# Request
In the data that follows, count each line holding the string "wieder"; answer with the number only.

# Stored data
# # # # # # #

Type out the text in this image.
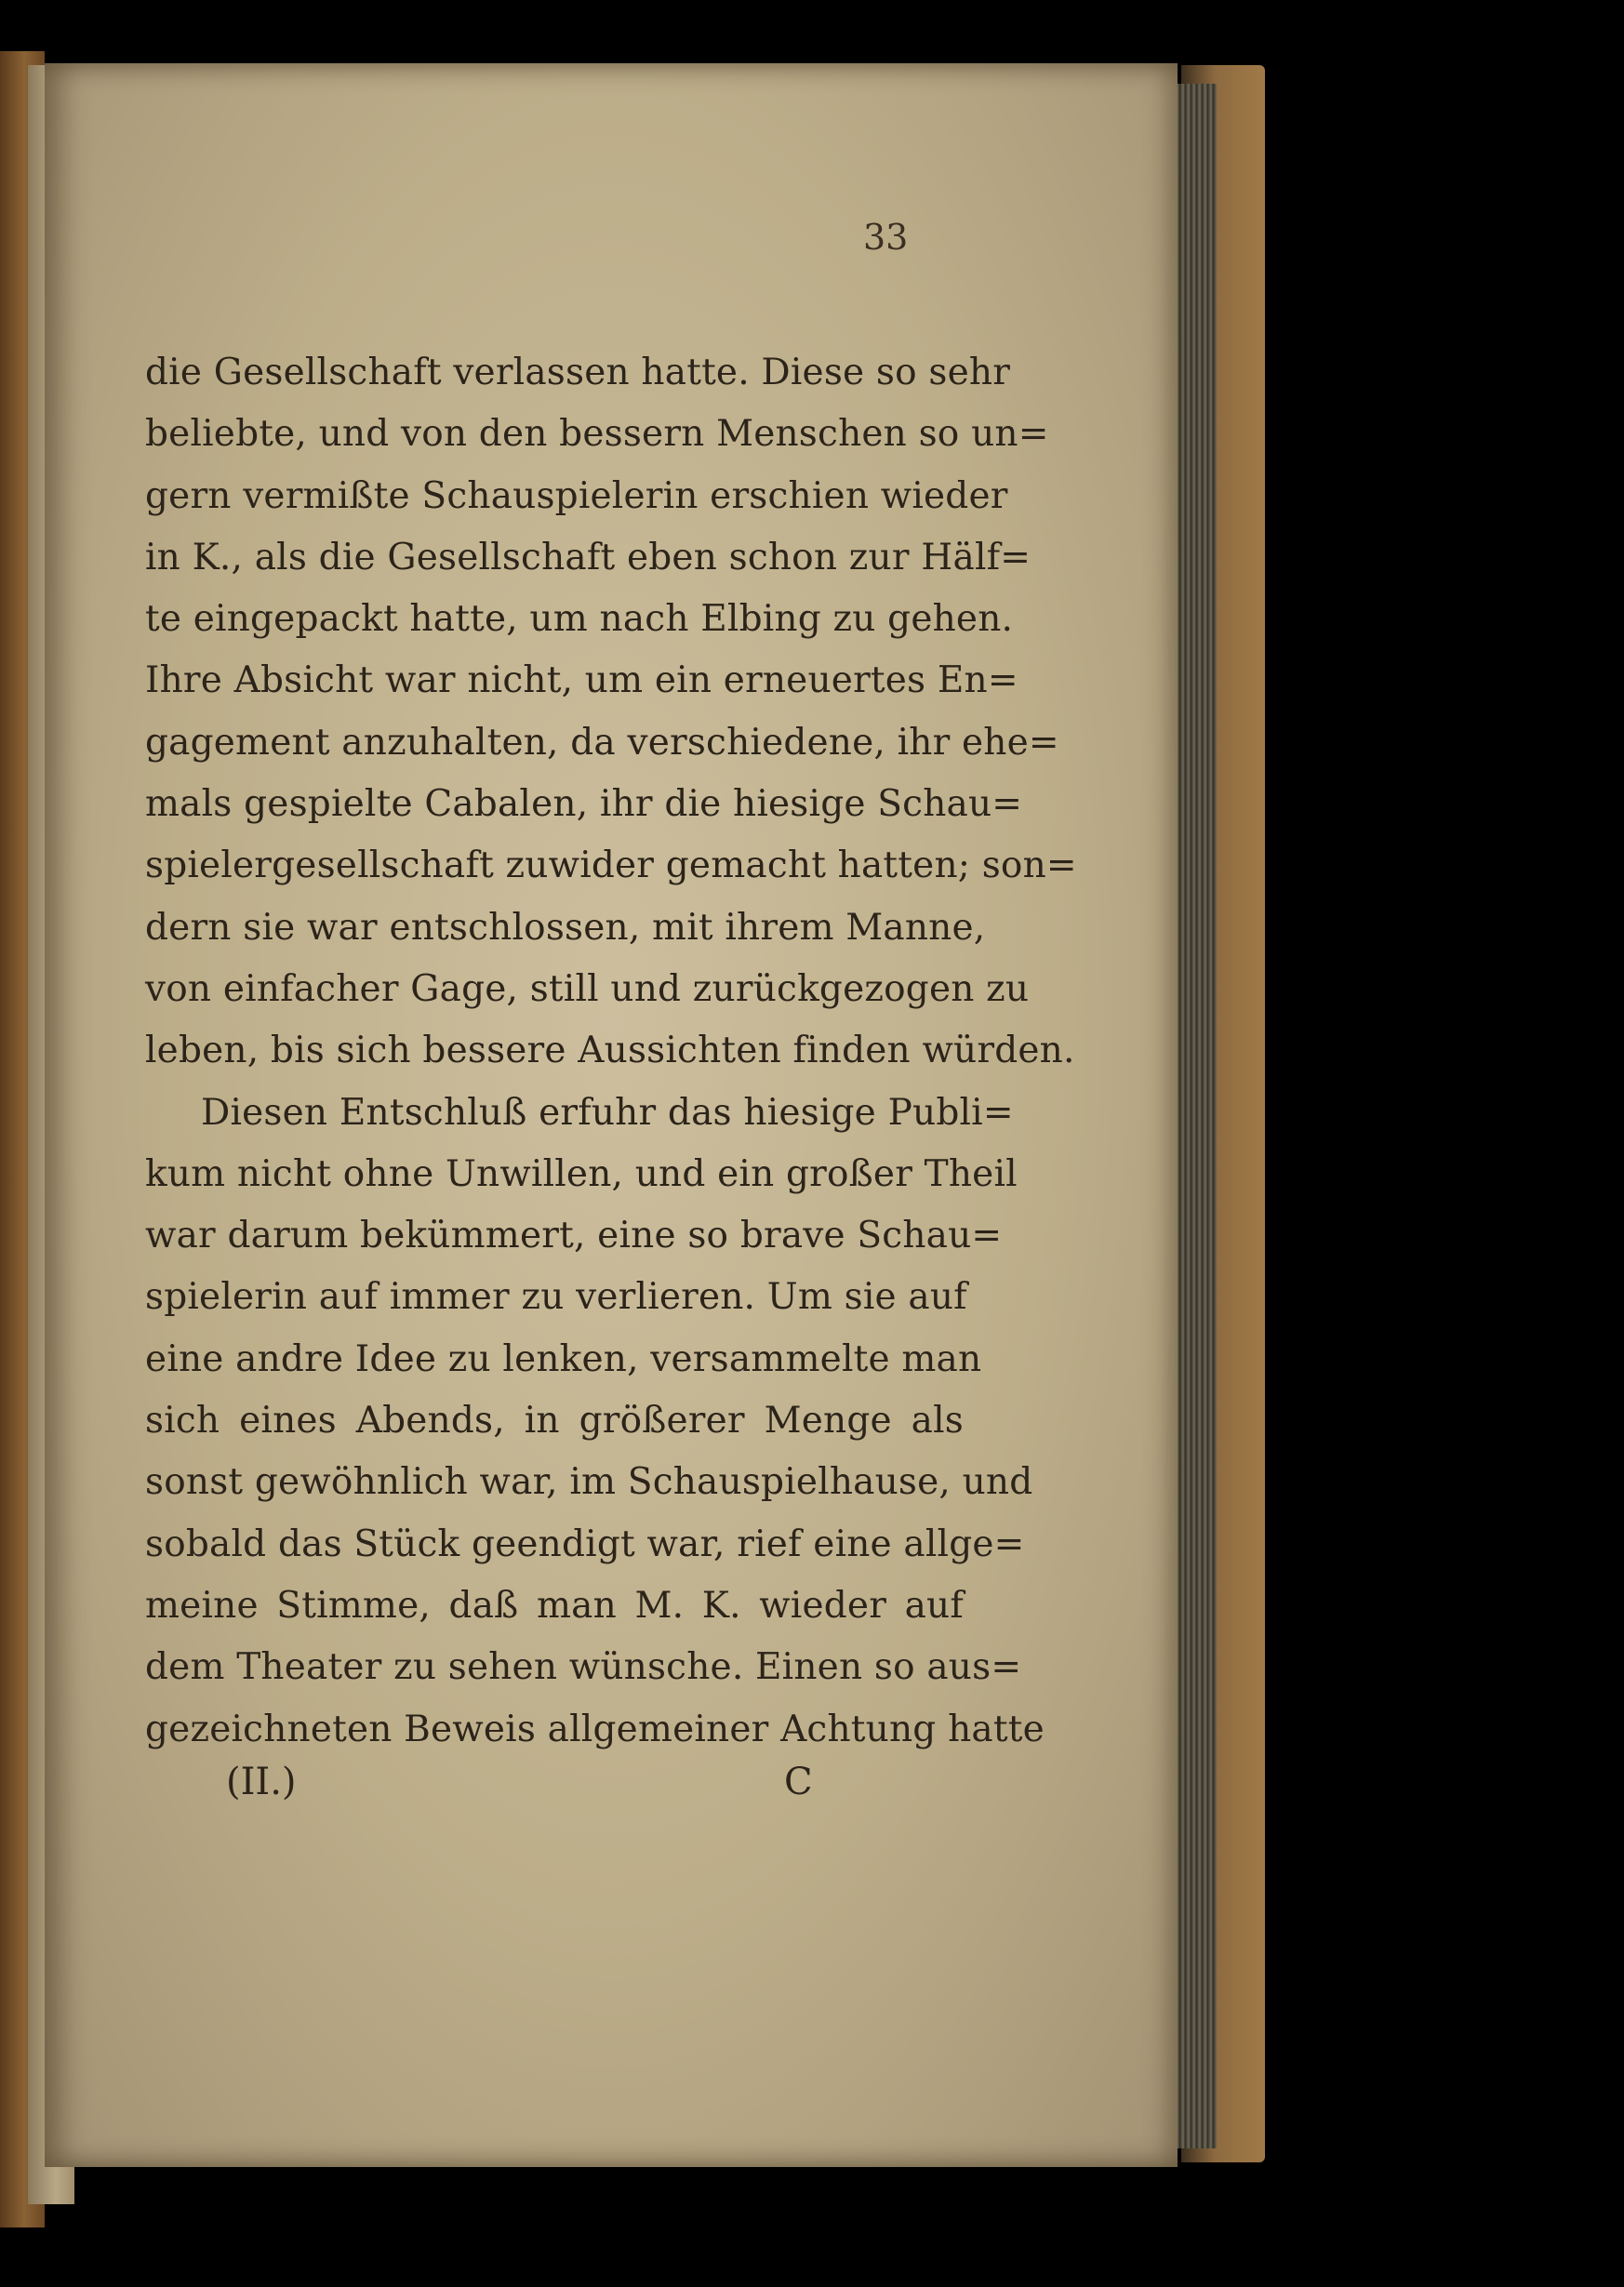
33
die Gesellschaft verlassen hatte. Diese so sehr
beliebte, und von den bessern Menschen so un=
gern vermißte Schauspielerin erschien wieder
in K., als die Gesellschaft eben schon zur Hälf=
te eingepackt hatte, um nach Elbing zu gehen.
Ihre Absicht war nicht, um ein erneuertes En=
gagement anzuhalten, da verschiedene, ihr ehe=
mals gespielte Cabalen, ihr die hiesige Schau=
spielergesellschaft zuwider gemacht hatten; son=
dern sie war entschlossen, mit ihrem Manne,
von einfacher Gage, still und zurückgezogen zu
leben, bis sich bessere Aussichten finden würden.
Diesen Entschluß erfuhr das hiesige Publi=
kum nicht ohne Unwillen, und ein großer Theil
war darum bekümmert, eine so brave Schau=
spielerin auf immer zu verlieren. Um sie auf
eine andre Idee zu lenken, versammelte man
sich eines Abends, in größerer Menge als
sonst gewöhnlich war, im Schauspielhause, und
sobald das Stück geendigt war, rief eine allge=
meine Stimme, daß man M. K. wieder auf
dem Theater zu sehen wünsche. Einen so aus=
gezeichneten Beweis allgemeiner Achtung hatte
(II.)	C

# # # # # # #

# Answer to the problem
2